-- start --
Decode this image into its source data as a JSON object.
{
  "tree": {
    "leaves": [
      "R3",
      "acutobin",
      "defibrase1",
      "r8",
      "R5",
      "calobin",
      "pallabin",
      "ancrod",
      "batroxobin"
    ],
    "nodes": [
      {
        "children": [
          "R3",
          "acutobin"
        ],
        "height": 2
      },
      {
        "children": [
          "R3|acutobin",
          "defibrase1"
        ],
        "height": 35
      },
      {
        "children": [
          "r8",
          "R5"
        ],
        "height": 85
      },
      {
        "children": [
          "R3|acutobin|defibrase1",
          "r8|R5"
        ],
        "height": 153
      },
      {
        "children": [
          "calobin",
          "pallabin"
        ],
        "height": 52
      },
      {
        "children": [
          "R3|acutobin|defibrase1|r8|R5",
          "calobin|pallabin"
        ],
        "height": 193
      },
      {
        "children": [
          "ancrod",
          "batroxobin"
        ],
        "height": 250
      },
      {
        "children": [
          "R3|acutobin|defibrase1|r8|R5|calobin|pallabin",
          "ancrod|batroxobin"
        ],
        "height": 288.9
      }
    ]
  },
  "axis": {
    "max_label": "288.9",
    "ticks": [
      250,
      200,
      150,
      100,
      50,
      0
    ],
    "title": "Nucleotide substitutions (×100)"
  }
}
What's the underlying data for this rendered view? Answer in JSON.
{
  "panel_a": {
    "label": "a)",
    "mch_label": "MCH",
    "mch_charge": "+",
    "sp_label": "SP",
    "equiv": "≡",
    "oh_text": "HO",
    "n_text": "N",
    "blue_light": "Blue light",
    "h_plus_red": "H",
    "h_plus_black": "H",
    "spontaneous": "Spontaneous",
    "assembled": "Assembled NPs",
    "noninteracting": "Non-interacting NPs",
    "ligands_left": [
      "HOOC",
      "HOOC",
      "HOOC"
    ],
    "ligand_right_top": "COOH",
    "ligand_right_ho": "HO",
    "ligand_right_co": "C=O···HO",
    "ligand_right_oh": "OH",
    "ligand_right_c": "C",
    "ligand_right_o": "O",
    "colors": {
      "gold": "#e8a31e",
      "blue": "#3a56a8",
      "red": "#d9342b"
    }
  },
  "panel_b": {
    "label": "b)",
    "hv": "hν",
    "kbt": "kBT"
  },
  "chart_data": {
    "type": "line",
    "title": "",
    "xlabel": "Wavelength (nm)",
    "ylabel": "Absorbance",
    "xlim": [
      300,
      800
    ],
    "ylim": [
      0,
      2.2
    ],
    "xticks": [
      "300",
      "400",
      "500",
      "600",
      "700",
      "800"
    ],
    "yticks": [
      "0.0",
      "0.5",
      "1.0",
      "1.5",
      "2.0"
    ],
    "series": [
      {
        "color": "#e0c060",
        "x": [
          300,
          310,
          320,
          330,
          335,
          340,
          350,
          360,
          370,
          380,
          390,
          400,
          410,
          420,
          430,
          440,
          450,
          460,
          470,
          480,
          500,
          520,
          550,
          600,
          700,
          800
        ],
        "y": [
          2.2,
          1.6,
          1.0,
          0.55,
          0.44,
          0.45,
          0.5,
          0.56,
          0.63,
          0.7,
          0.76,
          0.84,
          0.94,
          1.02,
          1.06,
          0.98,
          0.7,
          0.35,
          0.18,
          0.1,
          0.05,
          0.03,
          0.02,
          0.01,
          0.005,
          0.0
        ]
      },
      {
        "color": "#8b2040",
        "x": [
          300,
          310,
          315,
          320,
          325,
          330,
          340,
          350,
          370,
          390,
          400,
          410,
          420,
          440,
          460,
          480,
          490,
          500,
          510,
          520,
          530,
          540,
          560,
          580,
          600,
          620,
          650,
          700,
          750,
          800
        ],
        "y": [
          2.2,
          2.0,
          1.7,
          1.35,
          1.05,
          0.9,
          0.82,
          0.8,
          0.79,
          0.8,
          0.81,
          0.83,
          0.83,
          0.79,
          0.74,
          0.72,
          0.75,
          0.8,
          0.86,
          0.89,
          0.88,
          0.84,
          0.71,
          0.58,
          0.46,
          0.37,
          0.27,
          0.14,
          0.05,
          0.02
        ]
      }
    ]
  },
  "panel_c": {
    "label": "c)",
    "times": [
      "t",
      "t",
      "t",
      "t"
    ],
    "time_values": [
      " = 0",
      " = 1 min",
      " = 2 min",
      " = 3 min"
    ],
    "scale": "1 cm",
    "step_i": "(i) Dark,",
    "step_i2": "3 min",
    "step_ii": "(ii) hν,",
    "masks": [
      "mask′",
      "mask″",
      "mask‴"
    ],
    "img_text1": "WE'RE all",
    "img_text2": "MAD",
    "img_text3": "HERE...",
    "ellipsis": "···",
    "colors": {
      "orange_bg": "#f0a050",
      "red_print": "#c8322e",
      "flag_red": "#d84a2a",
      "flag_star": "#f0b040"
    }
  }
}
-- end --
[Aim of the exercise]:
Retype the listing. Match it exactly.

[Expected answer]:
Decode this image into its source data as a JSON object.
{
  "tree": {
    "leaves": [
      "R3",
      "acutobin",
      "defibrase1",
      "r8",
      "R5",
      "calobin",
      "pallabin",
      "ancrod",
      "batroxobin"
    ],
    "nodes": [
      {
        "children": [
          "R3",
          "acutobin"
        ],
        "height": 2
      },
      {
        "children": [
          "R3|acutobin",
          "defibrase1"
        ],
        "height": 35
      },
      {
        "children": [
          "r8",
          "R5"
        ],
        "height": 85
      },
      {
        "children": [
          "R3|acutobin|defibrase1",
          "r8|R5"
        ],
        "height": 153
      },
      {
        "children": [
          "calobin",
          "pallabin"
        ],
        "height": 52
      },
      {
        "children": [
          "R3|acutobin|defibrase1|r8|R5",
          "calobin|pallabin"
        ],
        "height": 193
      },
      {
        "children": [
          "ancrod",
          "batroxobin"
        ],
        "height": 250
      },
      {
        "children": [
          "R3|acutobin|defibrase1|r8|R5|calobin|pallabin",
          "ancrod|batroxobin"
        ],
        "height": 288.9
      }
    ]
  },
  "axis": {
    "max_label": "288.9",
    "ticks": [
      250,
      200,
      150,
      100,
      50,
      0
    ],
    "title": "Nucleotide substitutions (×100)"
  }
}
What's the underlying data for this rendered view? Answer in JSON.
{
  "panel_a": {
    "label": "a)",
    "mch_label": "MCH",
    "mch_charge": "+",
    "sp_label": "SP",
    "equiv": "≡",
    "oh_text": "HO",
    "n_text": "N",
    "blue_light": "Blue light",
    "h_plus_red": "H",
    "h_plus_black": "H",
    "spontaneous": "Spontaneous",
    "assembled": "Assembled NPs",
    "noninteracting": "Non-interacting NPs",
    "ligands_left": [
      "HOOC",
      "HOOC",
      "HOOC"
    ],
    "ligand_right_top": "COOH",
    "ligand_right_ho": "HO",
    "ligand_right_co": "C=O···HO",
    "ligand_right_oh": "OH",
    "ligand_right_c": "C",
    "ligand_right_o": "O",
    "colors": {
      "gold": "#e8a31e",
      "blue": "#3a56a8",
      "red": "#d9342b"
    }
  },
  "panel_b": {
    "label": "b)",
    "hv": "hν",
    "kbt": "kBT"
  },
  "chart_data": {
    "type": "line",
    "title": "",
    "xlabel": "Wavelength (nm)",
    "ylabel": "Absorbance",
    "xlim": [
      300,
      800
    ],
    "ylim": [
      0,
      2.2
    ],
    "xticks": [
      "300",
      "400",
      "500",
      "600",
      "700",
      "800"
    ],
    "yticks": [
      "0.0",
      "0.5",
      "1.0",
      "1.5",
      "2.0"
    ],
    "series": [
      {
        "color": "#e0c060",
        "x": [
          300,
          310,
          320,
          330,
          335,
          340,
          350,
          360,
          370,
          380,
          390,
          400,
          410,
          420,
          430,
          440,
          450,
          460,
          470,
          480,
          500,
          520,
          550,
          600,
          700,
          800
        ],
        "y": [
          2.2,
          1.6,
          1.0,
          0.55,
          0.44,
          0.45,
          0.5,
          0.56,
          0.63,
          0.7,
          0.76,
          0.84,
          0.94,
          1.02,
          1.06,
          0.98,
          0.7,
          0.35,
          0.18,
          0.1,
          0.05,
          0.03,
          0.02,
          0.01,
          0.005,
          0.0
        ]
      },
      {
        "color": "#8b2040",
        "x": [
          300,
          310,
          315,
          320,
          325,
          330,
          340,
          350,
          370,
          390,
          400,
          410,
          420,
          440,
          460,
          480,
          490,
          500,
          510,
          520,
          530,
          540,
          560,
          580,
          600,
          620,
          650,
          700,
          750,
          800
        ],
        "y": [
          2.2,
          2.0,
          1.7,
          1.35,
          1.05,
          0.9,
          0.82,
          0.8,
          0.79,
          0.8,
          0.81,
          0.83,
          0.83,
          0.79,
          0.74,
          0.72,
          0.75,
          0.8,
          0.86,
          0.89,
          0.88,
          0.84,
          0.71,
          0.58,
          0.46,
          0.37,
          0.27,
          0.14,
          0.05,
          0.02
        ]
      }
    ]
  },
  "panel_c": {
    "label": "c)",
    "times": [
      "t",
      "t",
      "t",
      "t"
    ],
    "time_values": [
      " = 0",
      " = 1 min",
      " = 2 min",
      " = 3 min"
    ],
    "scale": "1 cm",
    "step_i": "(i) Dark,",
    "step_i2": "3 min",
    "step_ii": "(ii) hν,",
    "masks": [
      "mask′",
      "mask″",
      "mask‴"
    ],
    "img_text1": "WE'RE all",
    "img_text2": "MAD",
    "img_text3": "HERE...",
    "ellipsis": "···",
    "colors": {
      "orange_bg": "#f0a050",
      "red_print": "#c8322e",
      "flag_red": "#d84a2a",
      "flag_star": "#f0b040"
    }
  }
}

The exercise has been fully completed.